Write out the records again, exactly, leaving none out.

_Data items_
►
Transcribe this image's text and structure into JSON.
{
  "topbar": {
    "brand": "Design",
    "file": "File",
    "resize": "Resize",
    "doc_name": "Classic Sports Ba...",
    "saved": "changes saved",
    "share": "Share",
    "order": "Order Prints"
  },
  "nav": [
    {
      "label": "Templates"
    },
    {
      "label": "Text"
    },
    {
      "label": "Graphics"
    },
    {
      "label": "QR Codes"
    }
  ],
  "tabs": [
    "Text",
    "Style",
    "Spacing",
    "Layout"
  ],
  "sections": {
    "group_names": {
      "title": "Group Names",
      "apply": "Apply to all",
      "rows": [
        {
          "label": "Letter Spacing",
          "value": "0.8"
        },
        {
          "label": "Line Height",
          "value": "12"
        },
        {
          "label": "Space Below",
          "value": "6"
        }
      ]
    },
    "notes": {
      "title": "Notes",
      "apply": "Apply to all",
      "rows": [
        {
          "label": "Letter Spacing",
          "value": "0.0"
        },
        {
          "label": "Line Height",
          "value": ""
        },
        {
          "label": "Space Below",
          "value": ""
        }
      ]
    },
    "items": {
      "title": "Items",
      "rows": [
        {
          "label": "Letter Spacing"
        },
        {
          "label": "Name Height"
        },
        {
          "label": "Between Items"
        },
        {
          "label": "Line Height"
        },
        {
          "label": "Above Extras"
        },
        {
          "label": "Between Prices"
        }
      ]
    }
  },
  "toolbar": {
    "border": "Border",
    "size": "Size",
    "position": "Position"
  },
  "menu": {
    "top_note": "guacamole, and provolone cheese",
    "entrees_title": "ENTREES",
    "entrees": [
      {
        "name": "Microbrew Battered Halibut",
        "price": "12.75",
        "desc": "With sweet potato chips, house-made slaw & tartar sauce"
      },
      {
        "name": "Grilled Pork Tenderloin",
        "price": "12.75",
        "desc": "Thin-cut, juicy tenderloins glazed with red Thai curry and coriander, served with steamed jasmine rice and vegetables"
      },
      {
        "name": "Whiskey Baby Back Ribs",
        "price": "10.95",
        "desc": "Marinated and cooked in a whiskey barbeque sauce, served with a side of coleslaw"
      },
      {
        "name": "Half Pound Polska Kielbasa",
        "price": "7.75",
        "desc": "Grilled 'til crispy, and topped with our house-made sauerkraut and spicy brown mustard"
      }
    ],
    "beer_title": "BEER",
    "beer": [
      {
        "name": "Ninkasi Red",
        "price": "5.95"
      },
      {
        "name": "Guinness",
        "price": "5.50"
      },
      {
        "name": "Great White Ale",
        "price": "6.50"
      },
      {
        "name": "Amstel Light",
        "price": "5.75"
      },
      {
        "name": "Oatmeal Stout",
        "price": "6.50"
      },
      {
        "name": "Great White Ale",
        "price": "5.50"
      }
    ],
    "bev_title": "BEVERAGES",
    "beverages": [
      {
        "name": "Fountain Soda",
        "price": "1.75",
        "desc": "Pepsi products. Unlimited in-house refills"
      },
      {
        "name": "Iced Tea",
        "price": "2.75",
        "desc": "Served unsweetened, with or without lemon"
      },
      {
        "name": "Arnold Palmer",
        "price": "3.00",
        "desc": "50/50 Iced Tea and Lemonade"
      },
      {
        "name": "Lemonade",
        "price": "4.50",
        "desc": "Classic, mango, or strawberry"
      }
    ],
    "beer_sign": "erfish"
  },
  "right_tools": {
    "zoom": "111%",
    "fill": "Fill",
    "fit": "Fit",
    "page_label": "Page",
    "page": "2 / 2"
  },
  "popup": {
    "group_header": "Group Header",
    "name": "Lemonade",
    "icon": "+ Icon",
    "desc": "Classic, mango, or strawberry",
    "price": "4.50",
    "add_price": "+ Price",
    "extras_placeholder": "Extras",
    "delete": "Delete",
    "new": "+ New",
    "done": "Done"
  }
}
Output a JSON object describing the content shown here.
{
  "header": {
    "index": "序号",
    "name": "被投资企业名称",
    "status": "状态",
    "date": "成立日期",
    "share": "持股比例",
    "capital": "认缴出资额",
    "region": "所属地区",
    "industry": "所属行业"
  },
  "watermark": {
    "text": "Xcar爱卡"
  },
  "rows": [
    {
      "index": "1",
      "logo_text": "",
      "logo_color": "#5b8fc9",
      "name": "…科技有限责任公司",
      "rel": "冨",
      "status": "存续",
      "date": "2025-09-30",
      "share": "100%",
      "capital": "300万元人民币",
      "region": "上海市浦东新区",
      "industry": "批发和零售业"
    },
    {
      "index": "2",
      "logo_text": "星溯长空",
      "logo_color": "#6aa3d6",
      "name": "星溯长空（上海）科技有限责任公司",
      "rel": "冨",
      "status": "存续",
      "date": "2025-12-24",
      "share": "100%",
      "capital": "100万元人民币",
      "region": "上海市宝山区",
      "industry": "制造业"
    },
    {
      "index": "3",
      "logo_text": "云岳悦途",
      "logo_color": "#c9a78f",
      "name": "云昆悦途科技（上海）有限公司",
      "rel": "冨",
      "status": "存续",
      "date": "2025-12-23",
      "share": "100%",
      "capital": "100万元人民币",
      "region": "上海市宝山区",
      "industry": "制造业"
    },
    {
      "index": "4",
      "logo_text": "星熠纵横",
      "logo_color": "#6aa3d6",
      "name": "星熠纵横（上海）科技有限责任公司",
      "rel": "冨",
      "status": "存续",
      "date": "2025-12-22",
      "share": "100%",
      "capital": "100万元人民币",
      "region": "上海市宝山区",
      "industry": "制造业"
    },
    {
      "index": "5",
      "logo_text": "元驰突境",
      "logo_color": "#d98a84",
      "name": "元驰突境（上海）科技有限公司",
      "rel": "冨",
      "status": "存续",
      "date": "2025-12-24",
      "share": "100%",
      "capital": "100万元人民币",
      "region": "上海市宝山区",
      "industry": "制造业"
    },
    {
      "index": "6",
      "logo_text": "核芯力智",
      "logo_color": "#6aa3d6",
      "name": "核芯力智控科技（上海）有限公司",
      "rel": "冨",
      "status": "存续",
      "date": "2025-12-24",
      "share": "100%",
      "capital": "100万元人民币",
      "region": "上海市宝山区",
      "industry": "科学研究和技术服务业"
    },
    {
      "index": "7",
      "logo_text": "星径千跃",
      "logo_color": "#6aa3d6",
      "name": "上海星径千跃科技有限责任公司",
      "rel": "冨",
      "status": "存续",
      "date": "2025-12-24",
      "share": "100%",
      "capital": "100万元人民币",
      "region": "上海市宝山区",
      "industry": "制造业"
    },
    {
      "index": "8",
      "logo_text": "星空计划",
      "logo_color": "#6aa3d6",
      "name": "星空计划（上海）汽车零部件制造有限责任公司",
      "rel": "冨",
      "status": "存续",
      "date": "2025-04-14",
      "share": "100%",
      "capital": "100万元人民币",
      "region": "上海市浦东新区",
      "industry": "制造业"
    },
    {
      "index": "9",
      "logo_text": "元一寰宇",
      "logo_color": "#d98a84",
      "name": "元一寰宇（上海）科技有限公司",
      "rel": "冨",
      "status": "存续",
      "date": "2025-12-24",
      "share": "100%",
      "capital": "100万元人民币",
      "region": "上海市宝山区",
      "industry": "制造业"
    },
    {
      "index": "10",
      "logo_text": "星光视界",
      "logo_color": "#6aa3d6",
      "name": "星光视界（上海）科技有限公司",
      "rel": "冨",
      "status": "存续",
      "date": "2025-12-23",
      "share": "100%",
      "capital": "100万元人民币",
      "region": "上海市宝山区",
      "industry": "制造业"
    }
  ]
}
◄
_Response to the task_
Transcribe this image's text and structure into JSON.
{
  "topbar": {
    "brand": "Design",
    "file": "File",
    "resize": "Resize",
    "doc_name": "Classic Sports Ba...",
    "saved": "changes saved",
    "share": "Share",
    "order": "Order Prints"
  },
  "nav": [
    {
      "label": "Templates"
    },
    {
      "label": "Text"
    },
    {
      "label": "Graphics"
    },
    {
      "label": "QR Codes"
    }
  ],
  "tabs": [
    "Text",
    "Style",
    "Spacing",
    "Layout"
  ],
  "sections": {
    "group_names": {
      "title": "Group Names",
      "apply": "Apply to all",
      "rows": [
        {
          "label": "Letter Spacing",
          "value": "0.8"
        },
        {
          "label": "Line Height",
          "value": "12"
        },
        {
          "label": "Space Below",
          "value": "6"
        }
      ]
    },
    "notes": {
      "title": "Notes",
      "apply": "Apply to all",
      "rows": [
        {
          "label": "Letter Spacing",
          "value": "0.0"
        },
        {
          "label": "Line Height",
          "value": ""
        },
        {
          "label": "Space Below",
          "value": ""
        }
      ]
    },
    "items": {
      "title": "Items",
      "rows": [
        {
          "label": "Letter Spacing"
        },
        {
          "label": "Name Height"
        },
        {
          "label": "Between Items"
        },
        {
          "label": "Line Height"
        },
        {
          "label": "Above Extras"
        },
        {
          "label": "Between Prices"
        }
      ]
    }
  },
  "toolbar": {
    "border": "Border",
    "size": "Size",
    "position": "Position"
  },
  "menu": {
    "top_note": "guacamole, and provolone cheese",
    "entrees_title": "ENTREES",
    "entrees": [
      {
        "name": "Microbrew Battered Halibut",
        "price": "12.75",
        "desc": "With sweet potato chips, house-made slaw & tartar sauce"
      },
      {
        "name": "Grilled Pork Tenderloin",
        "price": "12.75",
        "desc": "Thin-cut, juicy tenderloins glazed with red Thai curry and coriander, served with steamed jasmine rice and vegetables"
      },
      {
        "name": "Whiskey Baby Back Ribs",
        "price": "10.95",
        "desc": "Marinated and cooked in a whiskey barbeque sauce, served with a side of coleslaw"
      },
      {
        "name": "Half Pound Polska Kielbasa",
        "price": "7.75",
        "desc": "Grilled 'til crispy, and topped with our house-made sauerkraut and spicy brown mustard"
      }
    ],
    "beer_title": "BEER",
    "beer": [
      {
        "name": "Ninkasi Red",
        "price": "5.95"
      },
      {
        "name": "Guinness",
        "price": "5.50"
      },
      {
        "name": "Great White Ale",
        "price": "6.50"
      },
      {
        "name": "Amstel Light",
        "price": "5.75"
      },
      {
        "name": "Oatmeal Stout",
        "price": "6.50"
      },
      {
        "name": "Great White Ale",
        "price": "5.50"
      }
    ],
    "bev_title": "BEVERAGES",
    "beverages": [
      {
        "name": "Fountain Soda",
        "price": "1.75",
        "desc": "Pepsi products. Unlimited in-house refills"
      },
      {
        "name": "Iced Tea",
        "price": "2.75",
        "desc": "Served unsweetened, with or without lemon"
      },
      {
        "name": "Arnold Palmer",
        "price": "3.00",
        "desc": "50/50 Iced Tea and Lemonade"
      },
      {
        "name": "Lemonade",
        "price": "4.50",
        "desc": "Classic, mango, or strawberry"
      }
    ],
    "beer_sign": "erfish"
  },
  "right_tools": {
    "zoom": "111%",
    "fill": "Fill",
    "fit": "Fit",
    "page_label": "Page",
    "page": "2 / 2"
  },
  "popup": {
    "group_header": "Group Header",
    "name": "Lemonade",
    "icon": "+ Icon",
    "desc": "Classic, mango, or strawberry",
    "price": "4.50",
    "add_price": "+ Price",
    "extras_placeholder": "Extras",
    "delete": "Delete",
    "new": "+ New",
    "done": "Done"
  }
}
Output a JSON object describing the content shown here.
{
  "header": {
    "index": "序号",
    "name": "被投资企业名称",
    "status": "状态",
    "date": "成立日期",
    "share": "持股比例",
    "capital": "认缴出资额",
    "region": "所属地区",
    "industry": "所属行业"
  },
  "watermark": {
    "text": "Xcar爱卡"
  },
  "rows": [
    {
      "index": "1",
      "logo_text": "",
      "logo_color": "#5b8fc9",
      "name": "…科技有限责任公司",
      "rel": "冨",
      "status": "存续",
      "date": "2025-09-30",
      "share": "100%",
      "capital": "300万元人民币",
      "region": "上海市浦东新区",
      "industry": "批发和零售业"
    },
    {
      "index": "2",
      "logo_text": "星溯长空",
      "logo_color": "#6aa3d6",
      "name": "星溯长空（上海）科技有限责任公司",
      "rel": "冨",
      "status": "存续",
      "date": "2025-12-24",
      "share": "100%",
      "capital": "100万元人民币",
      "region": "上海市宝山区",
      "industry": "制造业"
    },
    {
      "index": "3",
      "logo_text": "云岳悦途",
      "logo_color": "#c9a78f",
      "name": "云昆悦途科技（上海）有限公司",
      "rel": "冨",
      "status": "存续",
      "date": "2025-12-23",
      "share": "100%",
      "capital": "100万元人民币",
      "region": "上海市宝山区",
      "industry": "制造业"
    },
    {
      "index": "4",
      "logo_text": "星熠纵横",
      "logo_color": "#6aa3d6",
      "name": "星熠纵横（上海）科技有限责任公司",
      "rel": "冨",
      "status": "存续",
      "date": "2025-12-22",
      "share": "100%",
      "capital": "100万元人民币",
      "region": "上海市宝山区",
      "industry": "制造业"
    },
    {
      "index": "5",
      "logo_text": "元驰突境",
      "logo_color": "#d98a84",
      "name": "元驰突境（上海）科技有限公司",
      "rel": "冨",
      "status": "存续",
      "date": "2025-12-24",
      "share": "100%",
      "capital": "100万元人民币",
      "region": "上海市宝山区",
      "industry": "制造业"
    },
    {
      "index": "6",
      "logo_text": "核芯力智",
      "logo_color": "#6aa3d6",
      "name": "核芯力智控科技（上海）有限公司",
      "rel": "冨",
      "status": "存续",
      "date": "2025-12-24",
      "share": "100%",
      "capital": "100万元人民币",
      "region": "上海市宝山区",
      "industry": "科学研究和技术服务业"
    },
    {
      "index": "7",
      "logo_text": "星径千跃",
      "logo_color": "#6aa3d6",
      "name": "上海星径千跃科技有限责任公司",
      "rel": "冨",
      "status": "存续",
      "date": "2025-12-24",
      "share": "100%",
      "capital": "100万元人民币",
      "region": "上海市宝山区",
      "industry": "制造业"
    },
    {
      "index": "8",
      "logo_text": "星空计划",
      "logo_color": "#6aa3d6",
      "name": "星空计划（上海）汽车零部件制造有限责任公司",
      "rel": "冨",
      "status": "存续",
      "date": "2025-04-14",
      "share": "100%",
      "capital": "100万元人民币",
      "region": "上海市浦东新区",
      "industry": "制造业"
    },
    {
      "index": "9",
      "logo_text": "元一寰宇",
      "logo_color": "#d98a84",
      "name": "元一寰宇（上海）科技有限公司",
      "rel": "冨",
      "status": "存续",
      "date": "2025-12-24",
      "share": "100%",
      "capital": "100万元人民币",
      "region": "上海市宝山区",
      "industry": "制造业"
    },
    {
      "index": "10",
      "logo_text": "星光视界",
      "logo_color": "#6aa3d6",
      "name": "星光视界（上海）科技有限公司",
      "rel": "冨",
      "status": "存续",
      "date": "2025-12-23",
      "share": "100%",
      "capital": "100万元人民币",
      "region": "上海市宝山区",
      "industry": "制造业"
    }
  ]
}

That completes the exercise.